- [What this task involves]:
Present the data once more in exactly its original form.

# Start of Material shown

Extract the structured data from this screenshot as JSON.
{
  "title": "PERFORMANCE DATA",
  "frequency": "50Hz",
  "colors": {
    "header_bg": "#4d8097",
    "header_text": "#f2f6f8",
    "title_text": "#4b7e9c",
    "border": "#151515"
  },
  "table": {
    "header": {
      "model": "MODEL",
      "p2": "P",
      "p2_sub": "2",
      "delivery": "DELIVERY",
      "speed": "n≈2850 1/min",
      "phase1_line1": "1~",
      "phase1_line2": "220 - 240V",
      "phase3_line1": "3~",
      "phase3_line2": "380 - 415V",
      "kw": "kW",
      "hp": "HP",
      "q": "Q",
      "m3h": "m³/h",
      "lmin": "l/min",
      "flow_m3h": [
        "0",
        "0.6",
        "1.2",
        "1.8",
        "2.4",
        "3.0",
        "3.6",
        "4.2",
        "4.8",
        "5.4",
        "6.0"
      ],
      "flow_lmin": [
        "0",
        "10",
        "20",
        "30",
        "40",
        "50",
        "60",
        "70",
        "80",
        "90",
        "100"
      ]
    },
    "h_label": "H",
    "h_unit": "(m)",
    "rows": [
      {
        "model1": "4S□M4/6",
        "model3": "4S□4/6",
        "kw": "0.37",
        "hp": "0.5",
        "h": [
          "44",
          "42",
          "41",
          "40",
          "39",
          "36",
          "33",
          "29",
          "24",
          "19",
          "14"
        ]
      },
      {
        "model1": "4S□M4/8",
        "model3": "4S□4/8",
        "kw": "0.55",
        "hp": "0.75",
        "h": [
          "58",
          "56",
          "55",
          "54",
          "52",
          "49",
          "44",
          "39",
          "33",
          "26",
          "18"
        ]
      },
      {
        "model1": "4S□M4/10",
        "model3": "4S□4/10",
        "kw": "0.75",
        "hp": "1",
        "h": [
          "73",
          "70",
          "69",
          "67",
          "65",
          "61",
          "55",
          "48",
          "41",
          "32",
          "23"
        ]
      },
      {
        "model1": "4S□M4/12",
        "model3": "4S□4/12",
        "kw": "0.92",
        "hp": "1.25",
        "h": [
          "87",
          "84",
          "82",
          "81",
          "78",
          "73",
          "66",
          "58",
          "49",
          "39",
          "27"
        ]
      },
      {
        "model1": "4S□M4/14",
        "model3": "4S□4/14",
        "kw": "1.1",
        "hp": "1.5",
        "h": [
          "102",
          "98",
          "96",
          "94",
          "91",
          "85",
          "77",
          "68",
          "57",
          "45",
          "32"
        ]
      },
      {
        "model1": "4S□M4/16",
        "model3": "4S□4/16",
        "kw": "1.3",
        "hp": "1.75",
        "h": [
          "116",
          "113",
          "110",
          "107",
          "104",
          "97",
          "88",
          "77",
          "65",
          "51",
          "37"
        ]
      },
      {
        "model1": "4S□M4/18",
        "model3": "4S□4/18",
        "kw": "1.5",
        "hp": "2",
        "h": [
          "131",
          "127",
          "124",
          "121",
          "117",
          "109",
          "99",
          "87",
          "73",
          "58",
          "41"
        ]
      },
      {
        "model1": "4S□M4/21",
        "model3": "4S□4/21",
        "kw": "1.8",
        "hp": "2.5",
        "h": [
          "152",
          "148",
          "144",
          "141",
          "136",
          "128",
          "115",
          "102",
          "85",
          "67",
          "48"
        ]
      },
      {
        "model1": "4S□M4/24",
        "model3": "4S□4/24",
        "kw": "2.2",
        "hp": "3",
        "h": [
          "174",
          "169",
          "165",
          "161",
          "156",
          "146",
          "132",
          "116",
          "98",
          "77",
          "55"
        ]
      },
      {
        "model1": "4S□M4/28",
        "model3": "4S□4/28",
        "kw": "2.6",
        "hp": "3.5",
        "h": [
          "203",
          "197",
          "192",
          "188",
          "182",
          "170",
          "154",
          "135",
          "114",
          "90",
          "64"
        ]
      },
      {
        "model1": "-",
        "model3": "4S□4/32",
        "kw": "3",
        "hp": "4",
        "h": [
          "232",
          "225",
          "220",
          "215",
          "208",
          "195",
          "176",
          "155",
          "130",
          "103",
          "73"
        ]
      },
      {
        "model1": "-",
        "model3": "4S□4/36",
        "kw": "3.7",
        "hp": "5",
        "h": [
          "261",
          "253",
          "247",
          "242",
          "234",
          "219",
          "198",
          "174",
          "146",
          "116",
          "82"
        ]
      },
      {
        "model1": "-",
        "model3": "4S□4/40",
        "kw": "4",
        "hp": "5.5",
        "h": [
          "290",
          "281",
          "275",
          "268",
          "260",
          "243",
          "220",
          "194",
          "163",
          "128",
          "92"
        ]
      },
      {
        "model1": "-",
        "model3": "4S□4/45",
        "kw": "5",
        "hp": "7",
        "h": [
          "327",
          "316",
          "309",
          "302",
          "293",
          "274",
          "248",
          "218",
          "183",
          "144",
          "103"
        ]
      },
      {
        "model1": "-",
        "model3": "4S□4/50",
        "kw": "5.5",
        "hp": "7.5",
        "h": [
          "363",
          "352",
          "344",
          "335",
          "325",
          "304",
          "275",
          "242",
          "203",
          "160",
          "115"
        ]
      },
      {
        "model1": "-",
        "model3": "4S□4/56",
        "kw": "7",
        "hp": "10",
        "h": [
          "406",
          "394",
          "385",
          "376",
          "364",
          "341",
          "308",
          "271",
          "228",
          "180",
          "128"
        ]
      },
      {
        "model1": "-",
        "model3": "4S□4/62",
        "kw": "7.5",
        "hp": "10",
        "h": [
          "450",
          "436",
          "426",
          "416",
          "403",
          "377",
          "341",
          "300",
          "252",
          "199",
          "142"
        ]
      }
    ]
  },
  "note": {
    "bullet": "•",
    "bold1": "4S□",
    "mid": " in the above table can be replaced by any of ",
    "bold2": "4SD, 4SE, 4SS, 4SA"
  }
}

# End of Material shown

- [Finished answer]:
Extract the structured data from this screenshot as JSON.
{
  "title": "PERFORMANCE DATA",
  "frequency": "50Hz",
  "colors": {
    "header_bg": "#4d8097",
    "header_text": "#f2f6f8",
    "title_text": "#4b7e9c",
    "border": "#151515"
  },
  "table": {
    "header": {
      "model": "MODEL",
      "p2": "P",
      "p2_sub": "2",
      "delivery": "DELIVERY",
      "speed": "n≈2850 1/min",
      "phase1_line1": "1~",
      "phase1_line2": "220 - 240V",
      "phase3_line1": "3~",
      "phase3_line2": "380 - 415V",
      "kw": "kW",
      "hp": "HP",
      "q": "Q",
      "m3h": "m³/h",
      "lmin": "l/min",
      "flow_m3h": [
        "0",
        "0.6",
        "1.2",
        "1.8",
        "2.4",
        "3.0",
        "3.6",
        "4.2",
        "4.8",
        "5.4",
        "6.0"
      ],
      "flow_lmin": [
        "0",
        "10",
        "20",
        "30",
        "40",
        "50",
        "60",
        "70",
        "80",
        "90",
        "100"
      ]
    },
    "h_label": "H",
    "h_unit": "(m)",
    "rows": [
      {
        "model1": "4S□M4/6",
        "model3": "4S□4/6",
        "kw": "0.37",
        "hp": "0.5",
        "h": [
          "44",
          "42",
          "41",
          "40",
          "39",
          "36",
          "33",
          "29",
          "24",
          "19",
          "14"
        ]
      },
      {
        "model1": "4S□M4/8",
        "model3": "4S□4/8",
        "kw": "0.55",
        "hp": "0.75",
        "h": [
          "58",
          "56",
          "55",
          "54",
          "52",
          "49",
          "44",
          "39",
          "33",
          "26",
          "18"
        ]
      },
      {
        "model1": "4S□M4/10",
        "model3": "4S□4/10",
        "kw": "0.75",
        "hp": "1",
        "h": [
          "73",
          "70",
          "69",
          "67",
          "65",
          "61",
          "55",
          "48",
          "41",
          "32",
          "23"
        ]
      },
      {
        "model1": "4S□M4/12",
        "model3": "4S□4/12",
        "kw": "0.92",
        "hp": "1.25",
        "h": [
          "87",
          "84",
          "82",
          "81",
          "78",
          "73",
          "66",
          "58",
          "49",
          "39",
          "27"
        ]
      },
      {
        "model1": "4S□M4/14",
        "model3": "4S□4/14",
        "kw": "1.1",
        "hp": "1.5",
        "h": [
          "102",
          "98",
          "96",
          "94",
          "91",
          "85",
          "77",
          "68",
          "57",
          "45",
          "32"
        ]
      },
      {
        "model1": "4S□M4/16",
        "model3": "4S□4/16",
        "kw": "1.3",
        "hp": "1.75",
        "h": [
          "116",
          "113",
          "110",
          "107",
          "104",
          "97",
          "88",
          "77",
          "65",
          "51",
          "37"
        ]
      },
      {
        "model1": "4S□M4/18",
        "model3": "4S□4/18",
        "kw": "1.5",
        "hp": "2",
        "h": [
          "131",
          "127",
          "124",
          "121",
          "117",
          "109",
          "99",
          "87",
          "73",
          "58",
          "41"
        ]
      },
      {
        "model1": "4S□M4/21",
        "model3": "4S□4/21",
        "kw": "1.8",
        "hp": "2.5",
        "h": [
          "152",
          "148",
          "144",
          "141",
          "136",
          "128",
          "115",
          "102",
          "85",
          "67",
          "48"
        ]
      },
      {
        "model1": "4S□M4/24",
        "model3": "4S□4/24",
        "kw": "2.2",
        "hp": "3",
        "h": [
          "174",
          "169",
          "165",
          "161",
          "156",
          "146",
          "132",
          "116",
          "98",
          "77",
          "55"
        ]
      },
      {
        "model1": "4S□M4/28",
        "model3": "4S□4/28",
        "kw": "2.6",
        "hp": "3.5",
        "h": [
          "203",
          "197",
          "192",
          "188",
          "182",
          "170",
          "154",
          "135",
          "114",
          "90",
          "64"
        ]
      },
      {
        "model1": "-",
        "model3": "4S□4/32",
        "kw": "3",
        "hp": "4",
        "h": [
          "232",
          "225",
          "220",
          "215",
          "208",
          "195",
          "176",
          "155",
          "130",
          "103",
          "73"
        ]
      },
      {
        "model1": "-",
        "model3": "4S□4/36",
        "kw": "3.7",
        "hp": "5",
        "h": [
          "261",
          "253",
          "247",
          "242",
          "234",
          "219",
          "198",
          "174",
          "146",
          "116",
          "82"
        ]
      },
      {
        "model1": "-",
        "model3": "4S□4/40",
        "kw": "4",
        "hp": "5.5",
        "h": [
          "290",
          "281",
          "275",
          "268",
          "260",
          "243",
          "220",
          "194",
          "163",
          "128",
          "92"
        ]
      },
      {
        "model1": "-",
        "model3": "4S□4/45",
        "kw": "5",
        "hp": "7",
        "h": [
          "327",
          "316",
          "309",
          "302",
          "293",
          "274",
          "248",
          "218",
          "183",
          "144",
          "103"
        ]
      },
      {
        "model1": "-",
        "model3": "4S□4/50",
        "kw": "5.5",
        "hp": "7.5",
        "h": [
          "363",
          "352",
          "344",
          "335",
          "325",
          "304",
          "275",
          "242",
          "203",
          "160",
          "115"
        ]
      },
      {
        "model1": "-",
        "model3": "4S□4/56",
        "kw": "7",
        "hp": "10",
        "h": [
          "406",
          "394",
          "385",
          "376",
          "364",
          "341",
          "308",
          "271",
          "228",
          "180",
          "128"
        ]
      },
      {
        "model1": "-",
        "model3": "4S□4/62",
        "kw": "7.5",
        "hp": "10",
        "h": [
          "450",
          "436",
          "426",
          "416",
          "403",
          "377",
          "341",
          "300",
          "252",
          "199",
          "142"
        ]
      }
    ]
  },
  "note": {
    "bullet": "•",
    "bold1": "4S□",
    "mid": " in the above table can be replaced by any of ",
    "bold2": "4SD, 4SE, 4SS, 4SA"
  }
}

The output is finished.